▶ [Task instructions]: Extract the records below word for word and ignore the images.

** Start Dataset records **

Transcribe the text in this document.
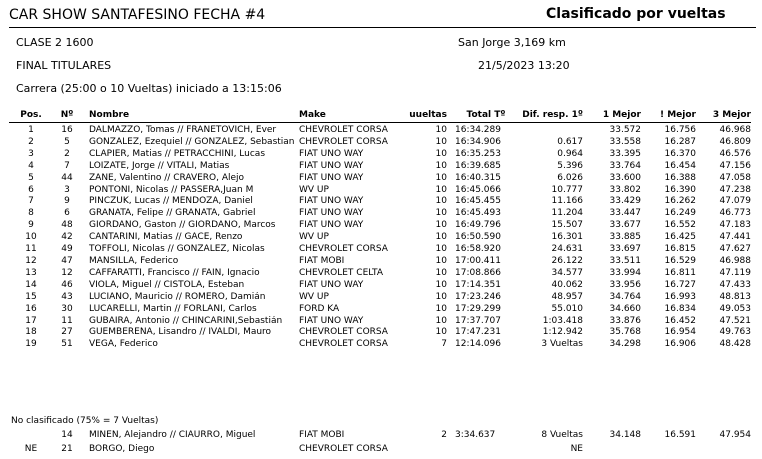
CAR SHOW SANTAFESINO FECHA #4	Clasificado por vueltas
CLASE 2 1600	San Jorge 3,169 km
FINAL TITULARES	21/5/2023 13:20
Carrera (25:00 o 10 Vueltas) iniciado a 13:15:06
Pos.	Nº	Nombre	Make	uueltas	Total Tº	Dif. resp. 1º	1 Mejor	! Mejor	3 Mejor

1	16	DALMAZZO, Tomas // FRANETOVICH, Ever	CHEVROLET CORSA	10	16:34.289		33.572	16.756	46.968
2	5	GONZALEZ, Ezequiel // GONZALEZ, Sebastian	CHEVROLET CORSA	10	16:34.906	0.617	33.558	16.287	46.809
3	2	CLAPIER, Matias // PETRACCHINI, Lucas	FIAT UNO WAY	10	16:35.253	0.964	33.395	16.370	46.576
4	7	LOIZATE, Jorge // VITALI, Matias	FIAT UNO WAY	10	16:39.685	5.396	33.764	16.454	47.156
5	44	ZANE, Valentino // CRAVERO, Alejo	FIAT UNO WAY	10	16:40.315	6.026	33.600	16.388	47.058
6	3	PONTONI, Nicolas // PASSERA,Juan M	WV UP	10	16:45.066	10.777	33.802	16.390	47.238
7	9	PINCZUK, Lucas // MENDOZA, Daniel	FIAT UNO WAY	10	16:45.455	11.166	33.429	16.262	47.079
8	6	GRANATA, Felipe // GRANATA, Gabriel	FIAT UNO WAY	10	16:45.493	11.204	33.447	16.249	46.773
9	48	GIORDANO, Gaston // GIORDANO, Marcos	FIAT UNO WAY	10	16:49.796	15.507	33.677	16.552	47.183
10	42	CANTARINI, Matias // GACE, Renzo	WV UP	10	16:50.590	16.301	33.885	16.425	47.441
11	49	TOFFOLI, Nicolas // GONZALEZ, Nicolas	CHEVROLET CORSA	10	16:58.920	24.631	33.697	16.815	47.627
12	47	MANSILLA, Federico	FIAT MOBI	10	17:00.411	26.122	33.511	16.529	46.988
13	12	CAFFARATTI, Francisco // FAIN, Ignacio	CHEVROLET CELTA	10	17:08.866	34.577	33.994	16.811	47.119
14	46	VIOLA, Miguel // CISTOLA, Esteban	FIAT UNO WAY	10	17:14.351	40.062	33.956	16.727	47.433
15	43	LUCIANO, Mauricio // ROMERO, Damián	WV UP	10	17:23.246	48.957	34.764	16.993	48.813
16	30	LUCARELLI, Martin // FORLANI, Carlos	FORD KA	10	17:29.299	55.010	34.660	16.834	49.053
17	11	GUBAIRA, Antonio // CHINCARINI,Sebastián	FIAT UNO WAY	10	17:37.707	1:03.418	33.876	16.452	47.521
18	27	GUEMBERENA, Lisandro // IVALDI, Mauro	CHEVROLET CORSA	10	17:47.231	1:12.942	35.768	16.954	49.763
19	51	VEGA, Federico	CHEVROLET CORSA	7	12:14.096	3 Vueltas	34.298	16.906	48.428
No clasificado (75% = 7 Vueltas)
	14	MINEN, Alejandro // CIAURRO, Miguel	FIAT MOBI	2	3:34.637	8 Vueltas	34.148	16.591	47.954
NE	21	BORGO, Diego	CHEVROLET CORSA			NE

** End Dataset records **

▶ [Final result]:
Transcribe the text in this document.
CAR SHOW SANTAFESINO FECHA #4	Clasificado por vueltas
CLASE 2 1600	San Jorge 3,169 km
FINAL TITULARES	21/5/2023 13:20
Carrera (25:00 o 10 Vueltas) iniciado a 13:15:06
Pos.	Nº	Nombre	Make	uueltas	Total Tº	Dif. resp. 1º	1 Mejor	! Mejor	3 Mejor

1	16	DALMAZZO, Tomas // FRANETOVICH, Ever	CHEVROLET CORSA	10	16:34.289		33.572	16.756	46.968
2	5	GONZALEZ, Ezequiel // GONZALEZ, Sebastian	CHEVROLET CORSA	10	16:34.906	0.617	33.558	16.287	46.809
3	2	CLAPIER, Matias // PETRACCHINI, Lucas	FIAT UNO WAY	10	16:35.253	0.964	33.395	16.370	46.576
4	7	LOIZATE, Jorge // VITALI, Matias	FIAT UNO WAY	10	16:39.685	5.396	33.764	16.454	47.156
5	44	ZANE, Valentino // CRAVERO, Alejo	FIAT UNO WAY	10	16:40.315	6.026	33.600	16.388	47.058
6	3	PONTONI, Nicolas // PASSERA,Juan M	WV UP	10	16:45.066	10.777	33.802	16.390	47.238
7	9	PINCZUK, Lucas // MENDOZA, Daniel	FIAT UNO WAY	10	16:45.455	11.166	33.429	16.262	47.079
8	6	GRANATA, Felipe // GRANATA, Gabriel	FIAT UNO WAY	10	16:45.493	11.204	33.447	16.249	46.773
9	48	GIORDANO, Gaston // GIORDANO, Marcos	FIAT UNO WAY	10	16:49.796	15.507	33.677	16.552	47.183
10	42	CANTARINI, Matias // GACE, Renzo	WV UP	10	16:50.590	16.301	33.885	16.425	47.441
11	49	TOFFOLI, Nicolas // GONZALEZ, Nicolas	CHEVROLET CORSA	10	16:58.920	24.631	33.697	16.815	47.627
12	47	MANSILLA, Federico	FIAT MOBI	10	17:00.411	26.122	33.511	16.529	46.988
13	12	CAFFARATTI, Francisco // FAIN, Ignacio	CHEVROLET CELTA	10	17:08.866	34.577	33.994	16.811	47.119
14	46	VIOLA, Miguel // CISTOLA, Esteban	FIAT UNO WAY	10	17:14.351	40.062	33.956	16.727	47.433
15	43	LUCIANO, Mauricio // ROMERO, Damián	WV UP	10	17:23.246	48.957	34.764	16.993	48.813
16	30	LUCARELLI, Martin // FORLANI, Carlos	FORD KA	10	17:29.299	55.010	34.660	16.834	49.053
17	11	GUBAIRA, Antonio // CHINCARINI,Sebastián	FIAT UNO WAY	10	17:37.707	1:03.418	33.876	16.452	47.521
18	27	GUEMBERENA, Lisandro // IVALDI, Mauro	CHEVROLET CORSA	10	17:47.231	1:12.942	35.768	16.954	49.763
19	51	VEGA, Federico	CHEVROLET CORSA	7	12:14.096	3 Vueltas	34.298	16.906	48.428
No clasificado (75% = 7 Vueltas)
	14	MINEN, Alejandro // CIAURRO, Miguel	FIAT MOBI	2	3:34.637	8 Vueltas	34.148	16.591	47.954
NE	21	BORGO, Diego	CHEVROLET CORSA			NE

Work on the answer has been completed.